Begin

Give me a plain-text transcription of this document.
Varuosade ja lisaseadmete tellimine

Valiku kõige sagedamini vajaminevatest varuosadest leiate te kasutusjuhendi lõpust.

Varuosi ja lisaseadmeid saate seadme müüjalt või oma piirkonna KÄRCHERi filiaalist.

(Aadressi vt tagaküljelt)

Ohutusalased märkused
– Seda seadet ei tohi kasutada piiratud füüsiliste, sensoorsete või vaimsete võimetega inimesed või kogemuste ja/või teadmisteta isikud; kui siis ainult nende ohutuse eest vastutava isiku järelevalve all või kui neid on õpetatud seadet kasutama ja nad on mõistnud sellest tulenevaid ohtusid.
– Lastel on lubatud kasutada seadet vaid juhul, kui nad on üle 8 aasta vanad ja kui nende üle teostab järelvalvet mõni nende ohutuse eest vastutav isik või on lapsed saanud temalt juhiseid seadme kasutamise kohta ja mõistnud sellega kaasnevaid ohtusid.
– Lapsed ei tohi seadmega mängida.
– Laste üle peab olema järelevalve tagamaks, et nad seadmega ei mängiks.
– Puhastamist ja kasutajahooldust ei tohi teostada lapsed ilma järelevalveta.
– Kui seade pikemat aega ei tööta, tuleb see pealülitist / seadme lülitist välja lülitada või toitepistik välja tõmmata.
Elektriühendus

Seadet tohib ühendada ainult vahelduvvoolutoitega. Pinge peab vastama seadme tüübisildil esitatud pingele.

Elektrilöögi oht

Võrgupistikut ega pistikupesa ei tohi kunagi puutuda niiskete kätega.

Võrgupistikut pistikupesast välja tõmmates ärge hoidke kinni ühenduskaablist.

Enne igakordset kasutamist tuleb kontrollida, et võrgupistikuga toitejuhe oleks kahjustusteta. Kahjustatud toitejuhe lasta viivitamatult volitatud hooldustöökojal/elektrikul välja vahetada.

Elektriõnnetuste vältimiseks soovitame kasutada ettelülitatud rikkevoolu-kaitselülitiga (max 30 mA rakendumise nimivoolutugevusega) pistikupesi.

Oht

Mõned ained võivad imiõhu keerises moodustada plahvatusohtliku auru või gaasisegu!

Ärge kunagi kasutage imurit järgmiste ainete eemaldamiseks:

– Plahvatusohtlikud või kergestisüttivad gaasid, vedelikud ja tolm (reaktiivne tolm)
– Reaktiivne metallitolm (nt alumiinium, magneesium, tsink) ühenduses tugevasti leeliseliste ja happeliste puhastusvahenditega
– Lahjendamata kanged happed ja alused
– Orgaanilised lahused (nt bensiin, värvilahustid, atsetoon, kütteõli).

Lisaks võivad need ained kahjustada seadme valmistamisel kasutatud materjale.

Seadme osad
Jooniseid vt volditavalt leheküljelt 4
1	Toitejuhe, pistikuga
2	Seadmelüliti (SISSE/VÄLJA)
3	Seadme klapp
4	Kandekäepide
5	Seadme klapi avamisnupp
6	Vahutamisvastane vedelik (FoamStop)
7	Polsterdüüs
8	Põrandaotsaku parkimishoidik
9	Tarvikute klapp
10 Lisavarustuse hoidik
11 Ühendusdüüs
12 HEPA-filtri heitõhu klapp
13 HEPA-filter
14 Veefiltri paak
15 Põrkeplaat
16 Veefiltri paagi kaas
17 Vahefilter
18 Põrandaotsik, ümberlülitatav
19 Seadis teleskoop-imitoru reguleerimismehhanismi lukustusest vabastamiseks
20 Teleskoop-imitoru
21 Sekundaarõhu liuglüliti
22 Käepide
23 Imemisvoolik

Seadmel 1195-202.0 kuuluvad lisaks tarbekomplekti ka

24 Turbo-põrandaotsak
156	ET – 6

End
Begin

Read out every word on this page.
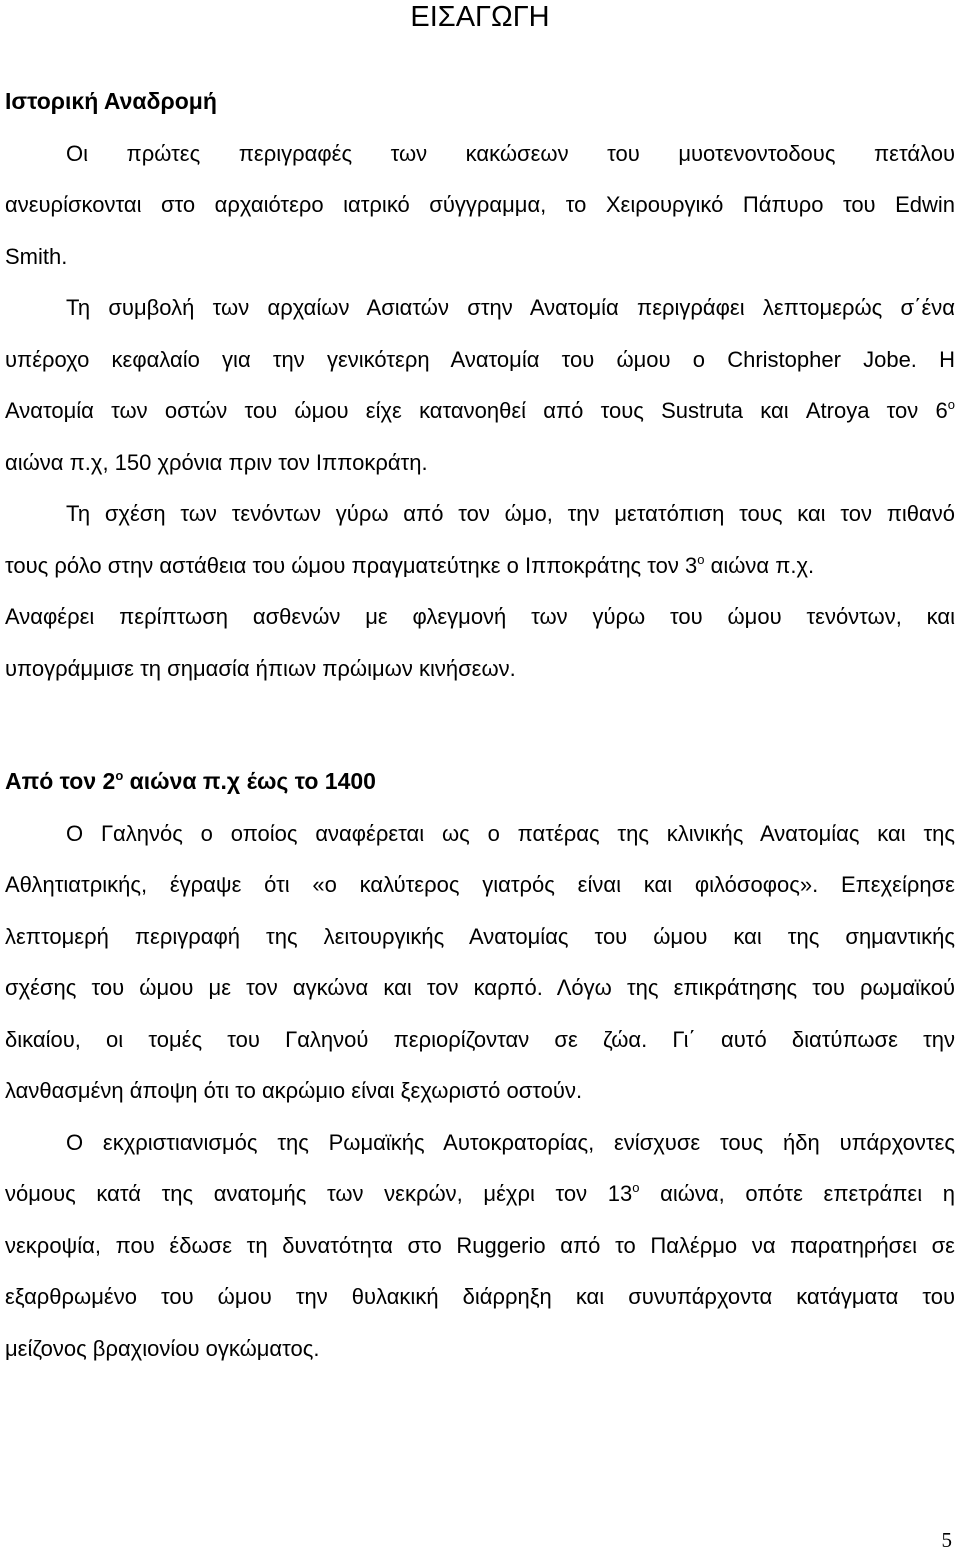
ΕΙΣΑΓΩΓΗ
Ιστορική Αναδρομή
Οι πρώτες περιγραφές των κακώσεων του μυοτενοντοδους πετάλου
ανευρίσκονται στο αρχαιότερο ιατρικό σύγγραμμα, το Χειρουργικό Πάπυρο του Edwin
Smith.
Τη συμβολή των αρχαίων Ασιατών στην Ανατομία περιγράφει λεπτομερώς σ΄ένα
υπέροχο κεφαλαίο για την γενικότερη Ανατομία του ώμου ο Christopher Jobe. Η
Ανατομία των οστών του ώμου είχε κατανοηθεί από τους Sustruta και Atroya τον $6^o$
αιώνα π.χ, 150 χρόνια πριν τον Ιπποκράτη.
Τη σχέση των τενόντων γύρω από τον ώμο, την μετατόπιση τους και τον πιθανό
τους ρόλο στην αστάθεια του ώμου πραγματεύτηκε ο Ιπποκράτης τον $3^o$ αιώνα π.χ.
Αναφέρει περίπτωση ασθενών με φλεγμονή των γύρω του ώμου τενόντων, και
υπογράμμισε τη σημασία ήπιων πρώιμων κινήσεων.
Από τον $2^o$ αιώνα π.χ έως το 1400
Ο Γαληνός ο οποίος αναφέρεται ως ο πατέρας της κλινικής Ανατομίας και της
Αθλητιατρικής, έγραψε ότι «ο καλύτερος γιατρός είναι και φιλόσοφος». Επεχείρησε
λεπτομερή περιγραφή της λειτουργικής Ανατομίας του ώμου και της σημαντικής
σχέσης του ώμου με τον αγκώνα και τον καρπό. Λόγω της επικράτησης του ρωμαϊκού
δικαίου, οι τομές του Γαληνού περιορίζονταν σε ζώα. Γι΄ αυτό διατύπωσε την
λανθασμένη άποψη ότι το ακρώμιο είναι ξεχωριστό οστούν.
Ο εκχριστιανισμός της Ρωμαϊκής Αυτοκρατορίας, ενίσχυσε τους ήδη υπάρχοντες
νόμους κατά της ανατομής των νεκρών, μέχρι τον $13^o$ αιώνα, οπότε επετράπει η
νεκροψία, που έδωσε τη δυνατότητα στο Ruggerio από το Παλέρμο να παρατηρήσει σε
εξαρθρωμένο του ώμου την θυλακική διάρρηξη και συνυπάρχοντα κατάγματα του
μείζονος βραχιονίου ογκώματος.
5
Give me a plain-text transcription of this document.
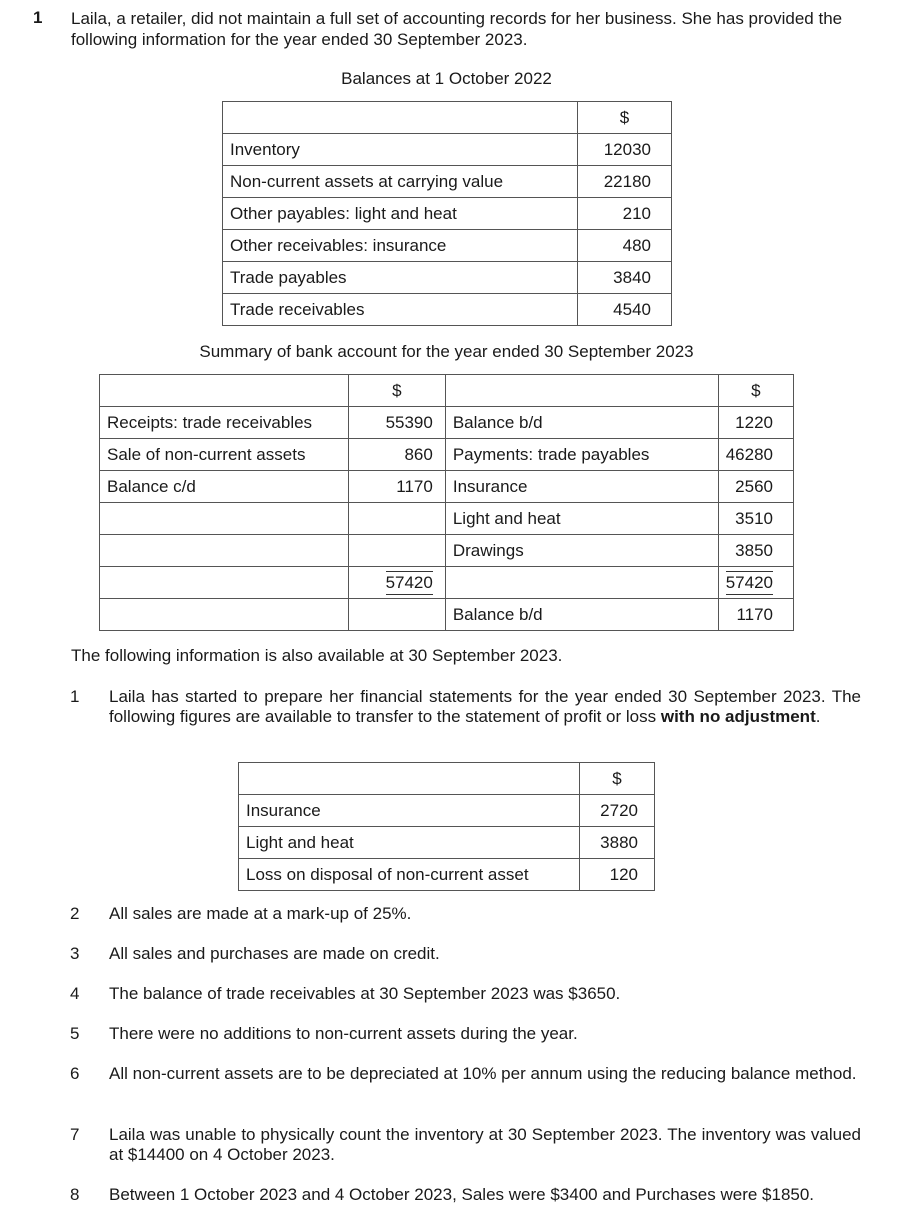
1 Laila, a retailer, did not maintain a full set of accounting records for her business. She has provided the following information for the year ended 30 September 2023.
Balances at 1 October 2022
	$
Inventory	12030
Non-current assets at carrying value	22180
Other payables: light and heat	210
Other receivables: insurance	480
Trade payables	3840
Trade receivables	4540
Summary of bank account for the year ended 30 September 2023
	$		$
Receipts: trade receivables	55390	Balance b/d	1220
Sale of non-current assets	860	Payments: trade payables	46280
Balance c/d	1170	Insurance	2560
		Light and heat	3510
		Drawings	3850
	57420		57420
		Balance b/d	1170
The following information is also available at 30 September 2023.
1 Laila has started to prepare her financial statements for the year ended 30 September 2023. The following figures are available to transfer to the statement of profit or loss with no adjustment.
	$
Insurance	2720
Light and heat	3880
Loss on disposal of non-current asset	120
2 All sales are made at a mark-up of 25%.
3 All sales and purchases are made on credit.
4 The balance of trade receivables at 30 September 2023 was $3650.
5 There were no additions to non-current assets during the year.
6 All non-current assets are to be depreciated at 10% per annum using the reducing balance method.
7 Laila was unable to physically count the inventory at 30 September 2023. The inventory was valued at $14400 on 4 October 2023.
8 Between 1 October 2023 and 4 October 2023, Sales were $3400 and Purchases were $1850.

End

Task goal:
Where a line contains "võivad", copy that line.

Output below:
Mõned ained võivad imiõhu keerises moodustada plahvatusohtliku auru või gaasisegu!
Lisaks võivad need ained kahjustada seadme valmistamisel kasutatud materjale.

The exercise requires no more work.